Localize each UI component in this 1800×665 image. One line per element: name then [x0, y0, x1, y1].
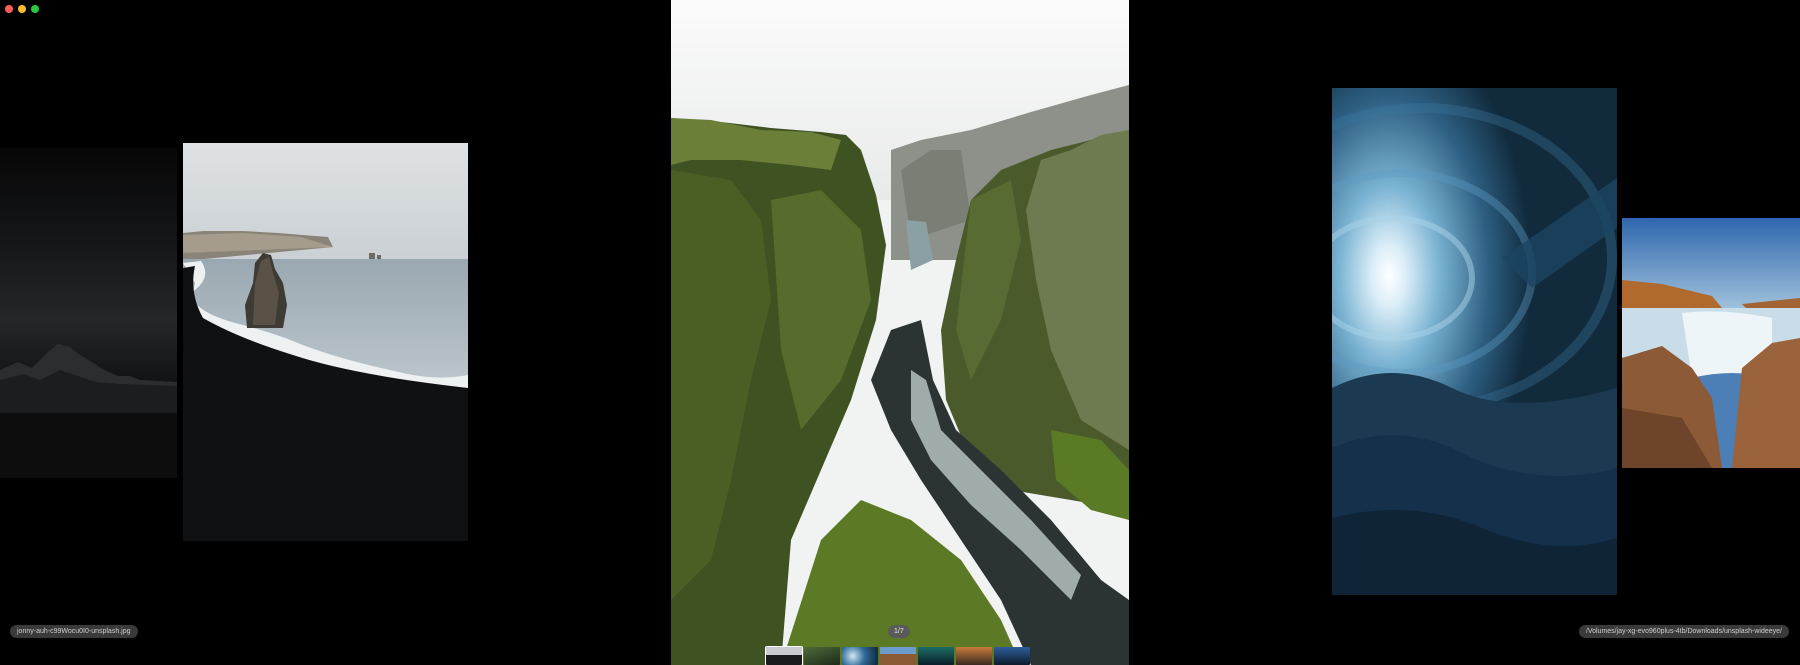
folder-path-label: /Volumes/jay-xg-evo960plus-4tb/Downloads…: [1578, 625, 1789, 638]
thumbnail-beach[interactable]: [765, 646, 803, 665]
photo-misty-mountains[interactable]: [0, 148, 177, 478]
filename-label: jonny-auh-c99Wocu0I0-unsplash.jpg: [10, 625, 138, 638]
photo-canyon[interactable]: [671, 0, 1129, 665]
thumbnail-strip: [765, 646, 1030, 665]
photo-waterfall[interactable]: [1622, 218, 1800, 468]
minimize-button[interactable]: [18, 5, 26, 13]
photo-beach[interactable]: [183, 143, 468, 541]
maximize-button[interactable]: [31, 5, 39, 13]
page-counter: 1/7: [888, 625, 910, 638]
thumbnail-orange-cliffs[interactable]: [956, 647, 992, 665]
photo-ice-cave[interactable]: [1332, 88, 1617, 595]
thumbnail-waterfall[interactable]: [880, 647, 916, 665]
thumbnail-ice-cave[interactable]: [842, 647, 878, 665]
thumbnail-aurora[interactable]: [918, 647, 954, 665]
window-controls: [5, 5, 39, 13]
close-button[interactable]: [5, 5, 13, 13]
thumbnail-canyon[interactable]: [804, 647, 840, 665]
thumbnail-blue-mountain[interactable]: [994, 647, 1030, 665]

WHAT TO DO -
Reproduce verbatim the lines of the data from the one containing "625, 1789, 638]" through the one containing "thumbnail-orange-cliffs[interactable]: [956, 647, 992, 665]", inclusive.

EXERCISE SOLUTION -
folder-path-label: /Volumes/jay-xg-evo960plus-4tb/Downloads…: [1578, 625, 1789, 638]
thumbnail-beach[interactable]: [765, 646, 803, 665]
photo-misty-mountains[interactable]: [0, 148, 177, 478]
filename-label: jonny-auh-c99Wocu0I0-unsplash.jpg: [10, 625, 138, 638]
photo-canyon[interactable]: [671, 0, 1129, 665]
thumbnail-strip: [765, 646, 1030, 665]
photo-waterfall[interactable]: [1622, 218, 1800, 468]
minimize-button[interactable]: [18, 5, 26, 13]
photo-beach[interactable]: [183, 143, 468, 541]
maximize-button[interactable]: [31, 5, 39, 13]
page-counter: 1/7: [888, 625, 910, 638]
thumbnail-orange-cliffs[interactable]: [956, 647, 992, 665]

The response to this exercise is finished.